# The task
Write the data below out exactly as it stands. Do not include the pictures.

# Data for the task
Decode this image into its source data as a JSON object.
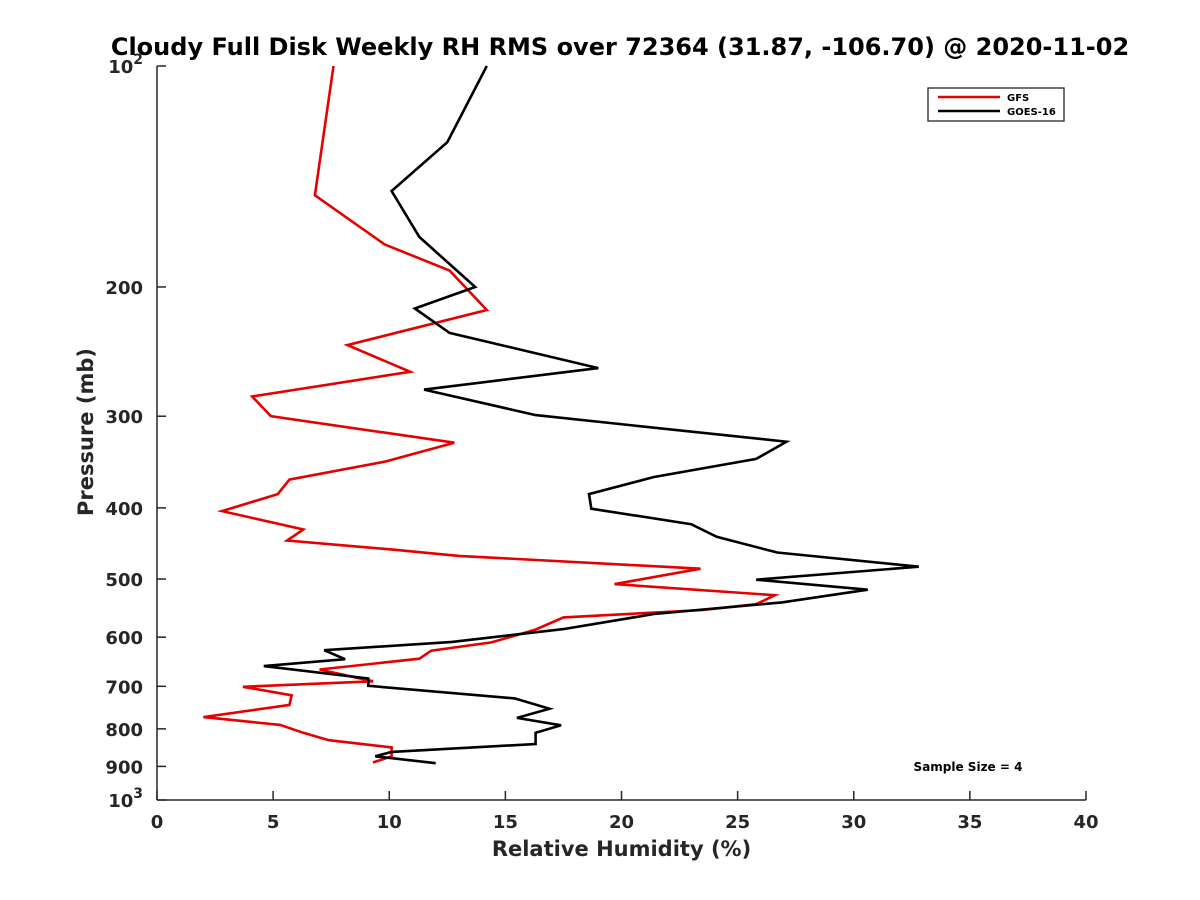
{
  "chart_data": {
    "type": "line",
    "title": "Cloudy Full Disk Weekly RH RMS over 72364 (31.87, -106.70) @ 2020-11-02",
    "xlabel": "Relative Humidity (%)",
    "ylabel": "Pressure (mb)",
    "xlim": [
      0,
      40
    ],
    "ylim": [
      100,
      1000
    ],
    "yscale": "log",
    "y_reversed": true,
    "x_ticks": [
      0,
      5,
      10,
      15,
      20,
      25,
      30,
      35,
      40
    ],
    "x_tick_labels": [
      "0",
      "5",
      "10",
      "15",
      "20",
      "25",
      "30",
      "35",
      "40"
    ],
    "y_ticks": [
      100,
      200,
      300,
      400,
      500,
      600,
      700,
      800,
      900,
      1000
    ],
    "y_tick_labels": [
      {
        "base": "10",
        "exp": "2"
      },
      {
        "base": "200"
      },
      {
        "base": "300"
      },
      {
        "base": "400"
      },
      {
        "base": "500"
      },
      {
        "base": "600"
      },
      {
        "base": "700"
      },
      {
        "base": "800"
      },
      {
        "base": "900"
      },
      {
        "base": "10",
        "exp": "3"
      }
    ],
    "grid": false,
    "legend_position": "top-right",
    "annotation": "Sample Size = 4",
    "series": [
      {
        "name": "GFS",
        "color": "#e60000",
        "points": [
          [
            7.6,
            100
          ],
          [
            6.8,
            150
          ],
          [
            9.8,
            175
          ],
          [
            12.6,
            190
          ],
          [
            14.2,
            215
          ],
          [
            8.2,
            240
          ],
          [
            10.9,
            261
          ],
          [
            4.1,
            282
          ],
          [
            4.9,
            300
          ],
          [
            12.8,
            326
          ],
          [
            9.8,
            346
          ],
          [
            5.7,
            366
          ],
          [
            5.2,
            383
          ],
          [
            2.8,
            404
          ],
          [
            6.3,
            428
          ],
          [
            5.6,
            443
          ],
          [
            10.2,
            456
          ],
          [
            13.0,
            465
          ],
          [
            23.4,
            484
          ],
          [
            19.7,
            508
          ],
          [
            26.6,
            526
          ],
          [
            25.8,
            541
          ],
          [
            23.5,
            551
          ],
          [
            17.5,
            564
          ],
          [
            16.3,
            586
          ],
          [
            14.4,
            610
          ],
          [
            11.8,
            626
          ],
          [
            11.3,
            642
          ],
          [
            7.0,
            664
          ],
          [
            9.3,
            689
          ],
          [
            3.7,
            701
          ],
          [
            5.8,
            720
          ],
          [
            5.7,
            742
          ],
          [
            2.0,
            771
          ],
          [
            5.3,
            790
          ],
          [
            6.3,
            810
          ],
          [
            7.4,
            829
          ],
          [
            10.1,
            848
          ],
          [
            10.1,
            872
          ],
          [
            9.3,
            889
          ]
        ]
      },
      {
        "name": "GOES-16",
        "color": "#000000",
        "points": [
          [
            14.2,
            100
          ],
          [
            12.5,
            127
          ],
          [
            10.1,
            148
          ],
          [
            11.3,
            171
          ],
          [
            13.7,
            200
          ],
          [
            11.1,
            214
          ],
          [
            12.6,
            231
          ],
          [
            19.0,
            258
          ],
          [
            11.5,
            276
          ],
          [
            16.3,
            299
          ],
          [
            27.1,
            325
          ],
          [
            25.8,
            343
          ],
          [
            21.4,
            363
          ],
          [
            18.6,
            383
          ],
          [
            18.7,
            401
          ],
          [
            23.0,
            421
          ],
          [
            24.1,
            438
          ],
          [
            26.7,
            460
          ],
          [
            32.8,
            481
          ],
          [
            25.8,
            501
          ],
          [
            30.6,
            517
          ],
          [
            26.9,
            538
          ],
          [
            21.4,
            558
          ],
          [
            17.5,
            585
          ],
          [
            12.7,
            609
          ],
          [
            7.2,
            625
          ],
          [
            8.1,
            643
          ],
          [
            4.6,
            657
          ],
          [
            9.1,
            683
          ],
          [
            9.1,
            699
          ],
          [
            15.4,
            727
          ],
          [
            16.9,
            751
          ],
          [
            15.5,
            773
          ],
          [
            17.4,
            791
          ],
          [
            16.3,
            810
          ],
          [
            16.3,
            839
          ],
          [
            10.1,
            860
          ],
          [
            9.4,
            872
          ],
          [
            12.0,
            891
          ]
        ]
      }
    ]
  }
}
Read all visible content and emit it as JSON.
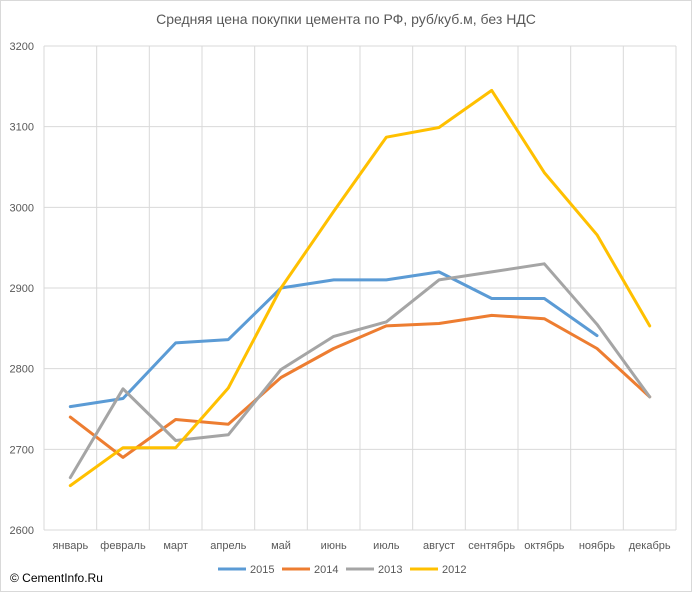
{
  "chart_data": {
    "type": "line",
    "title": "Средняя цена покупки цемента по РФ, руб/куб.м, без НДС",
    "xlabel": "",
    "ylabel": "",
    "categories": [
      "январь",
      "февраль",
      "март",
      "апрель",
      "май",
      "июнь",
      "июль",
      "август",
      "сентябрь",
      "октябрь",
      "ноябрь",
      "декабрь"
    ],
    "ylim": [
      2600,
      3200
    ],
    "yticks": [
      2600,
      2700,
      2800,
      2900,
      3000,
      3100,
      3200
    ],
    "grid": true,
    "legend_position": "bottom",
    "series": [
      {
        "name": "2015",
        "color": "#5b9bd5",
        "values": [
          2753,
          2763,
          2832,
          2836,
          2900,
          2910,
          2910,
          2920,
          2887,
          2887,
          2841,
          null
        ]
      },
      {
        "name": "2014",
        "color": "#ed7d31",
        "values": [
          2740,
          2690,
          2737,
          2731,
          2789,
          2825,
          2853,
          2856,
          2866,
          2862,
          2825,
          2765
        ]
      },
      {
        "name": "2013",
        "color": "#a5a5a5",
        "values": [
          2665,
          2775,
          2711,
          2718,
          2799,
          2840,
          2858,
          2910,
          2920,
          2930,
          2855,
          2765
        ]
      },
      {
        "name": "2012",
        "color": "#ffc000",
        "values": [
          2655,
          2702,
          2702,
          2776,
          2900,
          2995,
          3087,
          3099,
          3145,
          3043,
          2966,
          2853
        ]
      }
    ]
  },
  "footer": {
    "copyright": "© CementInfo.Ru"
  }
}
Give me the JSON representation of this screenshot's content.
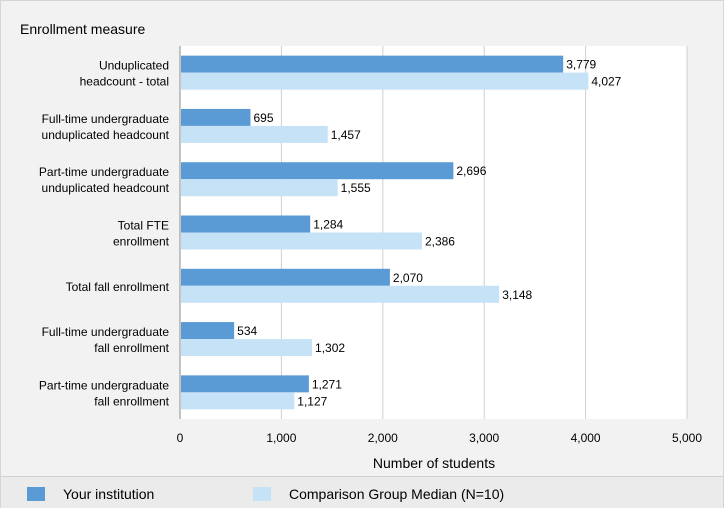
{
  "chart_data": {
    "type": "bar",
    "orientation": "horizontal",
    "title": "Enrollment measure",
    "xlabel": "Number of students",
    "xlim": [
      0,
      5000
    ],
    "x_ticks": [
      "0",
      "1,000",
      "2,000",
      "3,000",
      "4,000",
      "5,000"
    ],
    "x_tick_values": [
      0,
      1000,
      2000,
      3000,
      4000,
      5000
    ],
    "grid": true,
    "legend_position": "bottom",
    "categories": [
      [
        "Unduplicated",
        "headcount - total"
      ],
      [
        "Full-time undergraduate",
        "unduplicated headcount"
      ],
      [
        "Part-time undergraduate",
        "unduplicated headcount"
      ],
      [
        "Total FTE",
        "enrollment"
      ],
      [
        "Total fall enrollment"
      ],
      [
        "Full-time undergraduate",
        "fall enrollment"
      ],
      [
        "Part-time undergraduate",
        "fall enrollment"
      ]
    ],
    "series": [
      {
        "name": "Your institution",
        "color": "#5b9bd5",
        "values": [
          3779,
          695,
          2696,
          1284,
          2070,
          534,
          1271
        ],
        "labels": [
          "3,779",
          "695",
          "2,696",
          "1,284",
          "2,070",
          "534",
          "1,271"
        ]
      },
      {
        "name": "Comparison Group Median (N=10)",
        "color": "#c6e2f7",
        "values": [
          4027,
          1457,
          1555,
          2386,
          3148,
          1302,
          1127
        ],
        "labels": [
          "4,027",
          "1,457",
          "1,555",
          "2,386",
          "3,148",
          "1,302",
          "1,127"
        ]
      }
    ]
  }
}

# Exercise solution
Decode this image into its source data as a JSON object.
{
  "chart_data": {
    "type": "line",
    "title": "Cloudy Full Disk Weekly RH RMS over 72364 (31.87, -106.70) @ 2020-11-02",
    "xlabel": "Relative Humidity (%)",
    "ylabel": "Pressure (mb)",
    "xlim": [
      0,
      40
    ],
    "ylim": [
      100,
      1000
    ],
    "yscale": "log",
    "y_reversed": true,
    "x_ticks": [
      0,
      5,
      10,
      15,
      20,
      25,
      30,
      35,
      40
    ],
    "x_tick_labels": [
      "0",
      "5",
      "10",
      "15",
      "20",
      "25",
      "30",
      "35",
      "40"
    ],
    "y_ticks": [
      100,
      200,
      300,
      400,
      500,
      600,
      700,
      800,
      900,
      1000
    ],
    "y_tick_labels": [
      {
        "base": "10",
        "exp": "2"
      },
      {
        "base": "200"
      },
      {
        "base": "300"
      },
      {
        "base": "400"
      },
      {
        "base": "500"
      },
      {
        "base": "600"
      },
      {
        "base": "700"
      },
      {
        "base": "800"
      },
      {
        "base": "900"
      },
      {
        "base": "10",
        "exp": "3"
      }
    ],
    "grid": false,
    "legend_position": "top-right",
    "annotation": "Sample Size = 4",
    "series": [
      {
        "name": "GFS",
        "color": "#e60000",
        "points": [
          [
            7.6,
            100
          ],
          [
            6.8,
            150
          ],
          [
            9.8,
            175
          ],
          [
            12.6,
            190
          ],
          [
            14.2,
            215
          ],
          [
            8.2,
            240
          ],
          [
            10.9,
            261
          ],
          [
            4.1,
            282
          ],
          [
            4.9,
            300
          ],
          [
            12.8,
            326
          ],
          [
            9.8,
            346
          ],
          [
            5.7,
            366
          ],
          [
            5.2,
            383
          ],
          [
            2.8,
            404
          ],
          [
            6.3,
            428
          ],
          [
            5.6,
            443
          ],
          [
            10.2,
            456
          ],
          [
            13.0,
            465
          ],
          [
            23.4,
            484
          ],
          [
            19.7,
            508
          ],
          [
            26.6,
            526
          ],
          [
            25.8,
            541
          ],
          [
            23.5,
            551
          ],
          [
            17.5,
            564
          ],
          [
            16.3,
            586
          ],
          [
            14.4,
            610
          ],
          [
            11.8,
            626
          ],
          [
            11.3,
            642
          ],
          [
            7.0,
            664
          ],
          [
            9.3,
            689
          ],
          [
            3.7,
            701
          ],
          [
            5.8,
            720
          ],
          [
            5.7,
            742
          ],
          [
            2.0,
            771
          ],
          [
            5.3,
            790
          ],
          [
            6.3,
            810
          ],
          [
            7.4,
            829
          ],
          [
            10.1,
            848
          ],
          [
            10.1,
            872
          ],
          [
            9.3,
            889
          ]
        ]
      },
      {
        "name": "GOES-16",
        "color": "#000000",
        "points": [
          [
            14.2,
            100
          ],
          [
            12.5,
            127
          ],
          [
            10.1,
            148
          ],
          [
            11.3,
            171
          ],
          [
            13.7,
            200
          ],
          [
            11.1,
            214
          ],
          [
            12.6,
            231
          ],
          [
            19.0,
            258
          ],
          [
            11.5,
            276
          ],
          [
            16.3,
            299
          ],
          [
            27.1,
            325
          ],
          [
            25.8,
            343
          ],
          [
            21.4,
            363
          ],
          [
            18.6,
            383
          ],
          [
            18.7,
            401
          ],
          [
            23.0,
            421
          ],
          [
            24.1,
            438
          ],
          [
            26.7,
            460
          ],
          [
            32.8,
            481
          ],
          [
            25.8,
            501
          ],
          [
            30.6,
            517
          ],
          [
            26.9,
            538
          ],
          [
            21.4,
            558
          ],
          [
            17.5,
            585
          ],
          [
            12.7,
            609
          ],
          [
            7.2,
            625
          ],
          [
            8.1,
            643
          ],
          [
            4.6,
            657
          ],
          [
            9.1,
            683
          ],
          [
            9.1,
            699
          ],
          [
            15.4,
            727
          ],
          [
            16.9,
            751
          ],
          [
            15.5,
            773
          ],
          [
            17.4,
            791
          ],
          [
            16.3,
            810
          ],
          [
            16.3,
            839
          ],
          [
            10.1,
            860
          ],
          [
            9.4,
            872
          ],
          [
            12.0,
            891
          ]
        ]
      }
    ]
  }
}
Read all visible content and emit it as JSON.
{
  "chart_data": {
    "type": "line",
    "title": "Средняя цена покупки цемента по РФ, руб/куб.м, без НДС",
    "xlabel": "",
    "ylabel": "",
    "categories": [
      "январь",
      "февраль",
      "март",
      "апрель",
      "май",
      "июнь",
      "июль",
      "август",
      "сентябрь",
      "октябрь",
      "ноябрь",
      "декабрь"
    ],
    "ylim": [
      2600,
      3200
    ],
    "yticks": [
      2600,
      2700,
      2800,
      2900,
      3000,
      3100,
      3200
    ],
    "grid": true,
    "legend_position": "bottom",
    "series": [
      {
        "name": "2015",
        "color": "#5b9bd5",
        "values": [
          2753,
          2763,
          2832,
          2836,
          2900,
          2910,
          2910,
          2920,
          2887,
          2887,
          2841,
          null
        ]
      },
      {
        "name": "2014",
        "color": "#ed7d31",
        "values": [
          2740,
          2690,
          2737,
          2731,
          2789,
          2825,
          2853,
          2856,
          2866,
          2862,
          2825,
          2765
        ]
      },
      {
        "name": "2013",
        "color": "#a5a5a5",
        "values": [
          2665,
          2775,
          2711,
          2718,
          2799,
          2840,
          2858,
          2910,
          2920,
          2930,
          2855,
          2765
        ]
      },
      {
        "name": "2012",
        "color": "#ffc000",
        "values": [
          2655,
          2702,
          2702,
          2776,
          2900,
          2995,
          3087,
          3099,
          3145,
          3043,
          2966,
          2853
        ]
      }
    ]
  },
  "footer": {
    "copyright": "© CementInfo.Ru"
  }
}
Give me the JSON representation of this screenshot's content.
{
  "chart_data": {
    "type": "bar",
    "orientation": "horizontal",
    "title": "Enrollment measure",
    "xlabel": "Number of students",
    "xlim": [
      0,
      5000
    ],
    "x_ticks": [
      "0",
      "1,000",
      "2,000",
      "3,000",
      "4,000",
      "5,000"
    ],
    "x_tick_values": [
      0,
      1000,
      2000,
      3000,
      4000,
      5000
    ],
    "grid": true,
    "legend_position": "bottom",
    "categories": [
      [
        "Unduplicated",
        "headcount - total"
      ],
      [
        "Full-time undergraduate",
        "unduplicated headcount"
      ],
      [
        "Part-time undergraduate",
        "unduplicated headcount"
      ],
      [
        "Total FTE",
        "enrollment"
      ],
      [
        "Total fall enrollment"
      ],
      [
        "Full-time undergraduate",
        "fall enrollment"
      ],
      [
        "Part-time undergraduate",
        "fall enrollment"
      ]
    ],
    "series": [
      {
        "name": "Your institution",
        "color": "#5b9bd5",
        "values": [
          3779,
          695,
          2696,
          1284,
          2070,
          534,
          1271
        ],
        "labels": [
          "3,779",
          "695",
          "2,696",
          "1,284",
          "2,070",
          "534",
          "1,271"
        ]
      },
      {
        "name": "Comparison Group Median (N=10)",
        "color": "#c6e2f7",
        "values": [
          4027,
          1457,
          1555,
          2386,
          3148,
          1302,
          1127
        ],
        "labels": [
          "4,027",
          "1,457",
          "1,555",
          "2,386",
          "3,148",
          "1,302",
          "1,127"
        ]
      }
    ]
  }
}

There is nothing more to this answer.